Brief: Repeat the records verbatim and leave the pictures out of your copy.

Records for this task:
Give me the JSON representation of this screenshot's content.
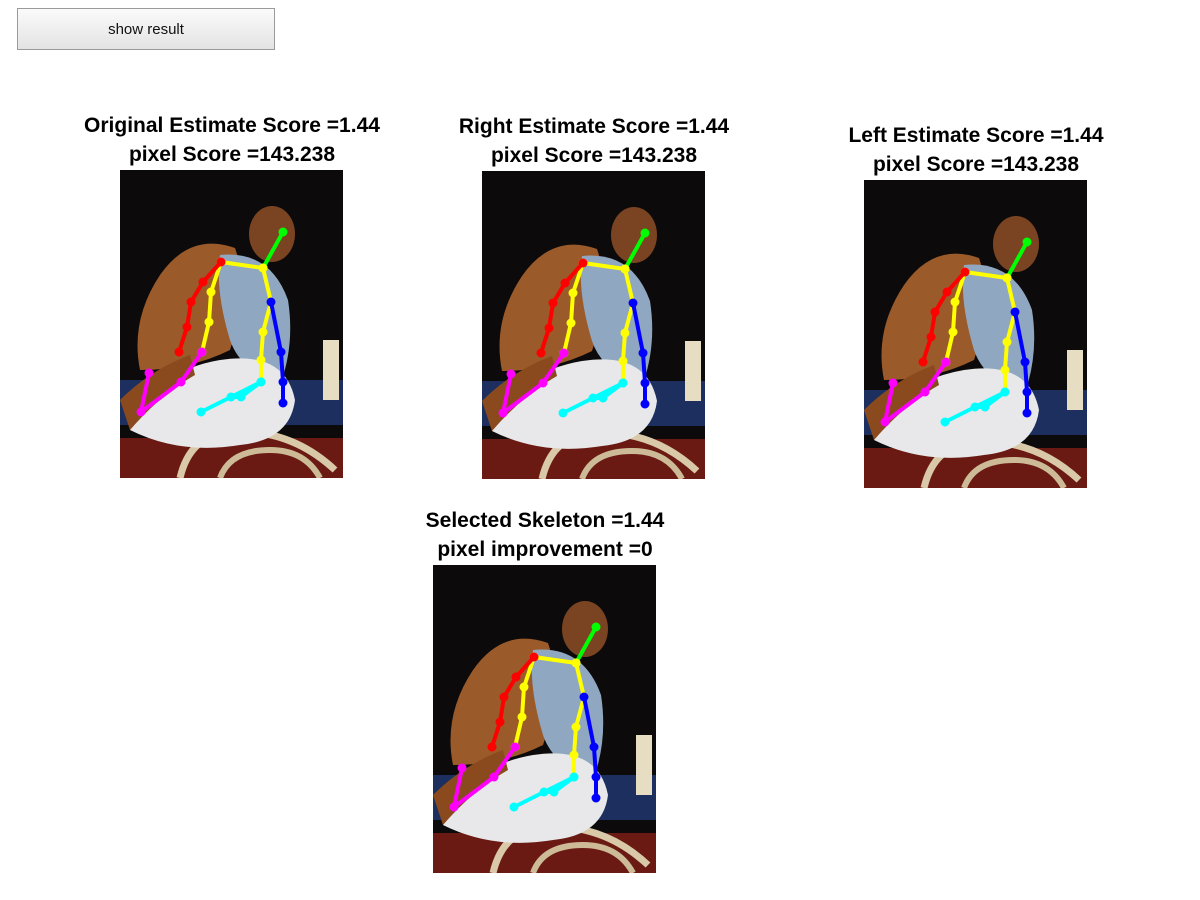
{
  "toolbar": {
    "show_result_label": "show result"
  },
  "panels": [
    {
      "title": "Original Estimate Score =1.44",
      "subtitle": "pixel Score =143.238"
    },
    {
      "title": "Right Estimate Score =1.44",
      "subtitle": "pixel Score =143.238"
    },
    {
      "title": "Left Estimate Score =1.44",
      "subtitle": "pixel Score =143.238"
    },
    {
      "title": "Selected Skeleton =1.44",
      "subtitle": "pixel improvement =0"
    }
  ],
  "skeleton_colors": {
    "head": "#00ff00",
    "torso": "#ffff00",
    "right_arm": "#ff0000",
    "left_arm": "#0000ff",
    "right_leg": "#ff00ff",
    "left_leg": "#00ffff"
  }
}
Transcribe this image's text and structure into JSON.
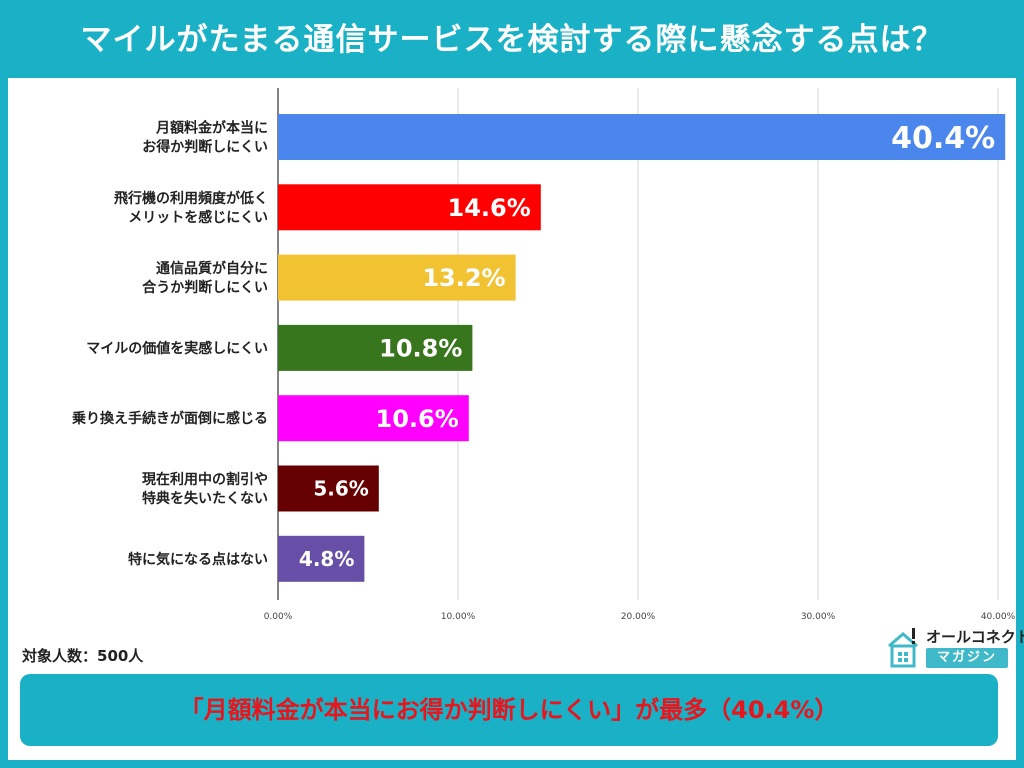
{
  "header": {
    "title": "マイルがたまる通信サービスを検討する際に懸念する点は？"
  },
  "chart_data": {
    "type": "bar",
    "orientation": "horizontal",
    "title": "マイルがたまる通信サービスを検討する際に懸念する点は？",
    "categories": [
      [
        "月額料金が本当に",
        "お得か判断しにくい"
      ],
      [
        "飛行機の利用頻度が低く",
        "メリットを感じにくい"
      ],
      [
        "通信品質が自分に",
        "合うか判断しにくい"
      ],
      [
        "マイルの価値を実感しにくい"
      ],
      [
        "乗り換え手続きが面倒に感じる"
      ],
      [
        "現在利用中の割引や",
        "特典を失いたくない"
      ],
      [
        "特に気になる点はない"
      ]
    ],
    "values": [
      40.4,
      14.6,
      13.2,
      10.8,
      10.6,
      5.6,
      4.8
    ],
    "value_labels": [
      "40.4%",
      "14.6%",
      "13.2%",
      "10.8%",
      "10.6%",
      "5.6%",
      "4.8%"
    ],
    "colors": [
      "#4a86ec",
      "#ff0000",
      "#f1c232",
      "#38761d",
      "#ff00ff",
      "#660000",
      "#674ea7"
    ],
    "xlim": [
      0,
      40
    ],
    "xticks": [
      0,
      10,
      20,
      30,
      40
    ],
    "xtick_labels": [
      "0.00%",
      "10.00%",
      "20.00%",
      "30.00%",
      "40.00%"
    ],
    "grid": true
  },
  "footer": {
    "sample_size": "対象人数：500人",
    "summary": "「月額料金が本当にお得か判断しにくい」が最多（40.4%）"
  },
  "logo": {
    "top": "オールコネクト",
    "bottom": "マガジン"
  },
  "colors": {
    "accent": "#1ab1c6",
    "highlight": "#e8151c"
  }
}
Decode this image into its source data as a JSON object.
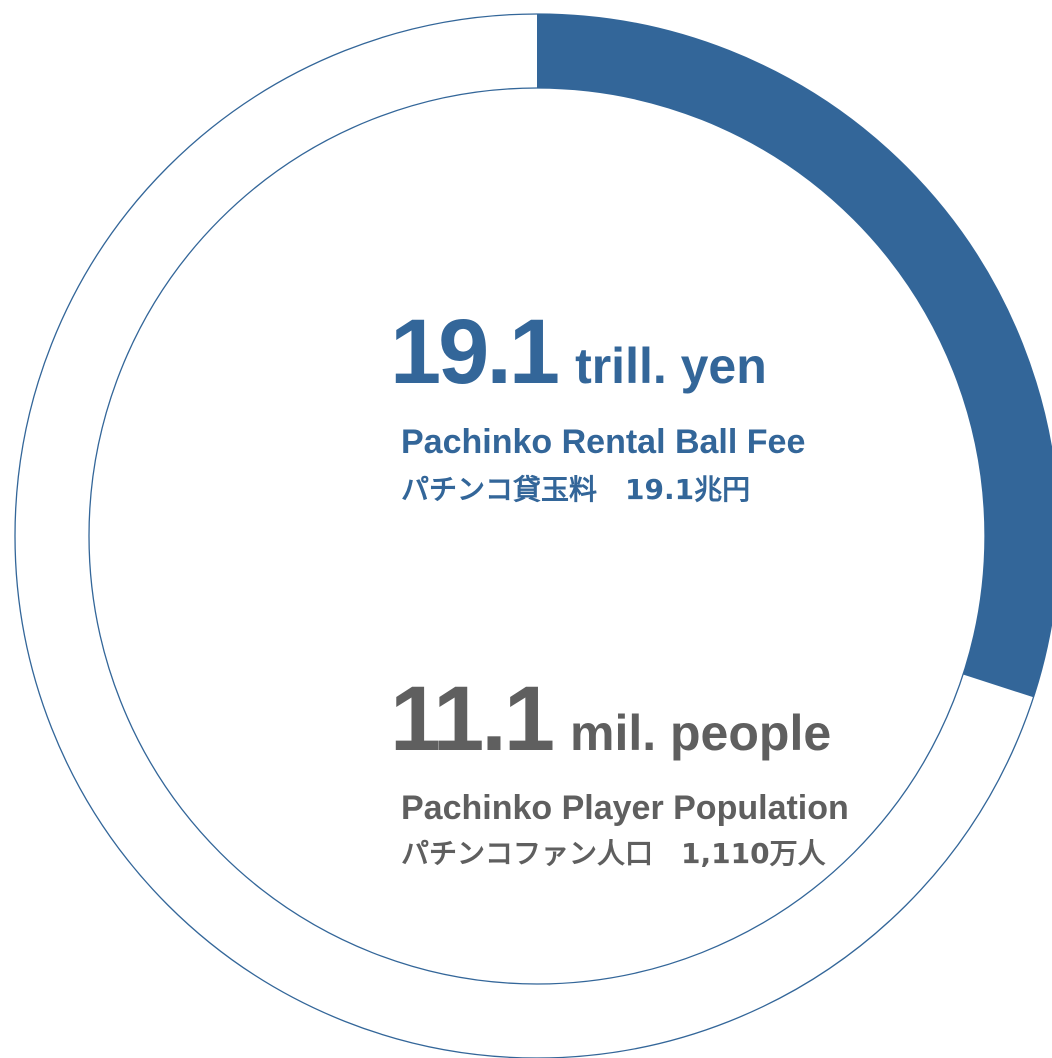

Expected answer:
Give me the JSON representation of this screenshot's content.
{
  "toolbar": {
    "show_result_label": "show result"
  },
  "panels": [
    {
      "title": "Original Estimate Score =1.44",
      "subtitle": "pixel Score =143.238"
    },
    {
      "title": "Right Estimate Score =1.44",
      "subtitle": "pixel Score =143.238"
    },
    {
      "title": "Left Estimate Score =1.44",
      "subtitle": "pixel Score =143.238"
    },
    {
      "title": "Selected Skeleton =1.44",
      "subtitle": "pixel improvement =0"
    }
  ],
  "skeleton_colors": {
    "head": "#00ff00",
    "torso": "#ffff00",
    "right_arm": "#ff0000",
    "left_arm": "#0000ff",
    "right_leg": "#ff00ff",
    "left_leg": "#00ffff"
  }
}
Transcribe this image's text and structure into JSON.
{
  "header": {
    "title": "マイルがたまる通信サービスを検討する際に懸念する点は？"
  },
  "chart_data": {
    "type": "bar",
    "orientation": "horizontal",
    "title": "マイルがたまる通信サービスを検討する際に懸念する点は？",
    "categories": [
      [
        "月額料金が本当に",
        "お得か判断しにくい"
      ],
      [
        "飛行機の利用頻度が低く",
        "メリットを感じにくい"
      ],
      [
        "通信品質が自分に",
        "合うか判断しにくい"
      ],
      [
        "マイルの価値を実感しにくい"
      ],
      [
        "乗り換え手続きが面倒に感じる"
      ],
      [
        "現在利用中の割引や",
        "特典を失いたくない"
      ],
      [
        "特に気になる点はない"
      ]
    ],
    "values": [
      40.4,
      14.6,
      13.2,
      10.8,
      10.6,
      5.6,
      4.8
    ],
    "value_labels": [
      "40.4%",
      "14.6%",
      "13.2%",
      "10.8%",
      "10.6%",
      "5.6%",
      "4.8%"
    ],
    "colors": [
      "#4a86ec",
      "#ff0000",
      "#f1c232",
      "#38761d",
      "#ff00ff",
      "#660000",
      "#674ea7"
    ],
    "xlim": [
      0,
      40
    ],
    "xticks": [
      0,
      10,
      20,
      30,
      40
    ],
    "xtick_labels": [
      "0.00%",
      "10.00%",
      "20.00%",
      "30.00%",
      "40.00%"
    ],
    "grid": true
  },
  "footer": {
    "sample_size": "対象人数：500人",
    "summary": "「月額料金が本当にお得か判断しにくい」が最多（40.4%）"
  },
  "logo": {
    "top": "オールコネクト",
    "bottom": "マガジン"
  },
  "colors": {
    "accent": "#1ab1c6",
    "highlight": "#e8151c"
  }
}
Decode this image into its source data as a JSON object.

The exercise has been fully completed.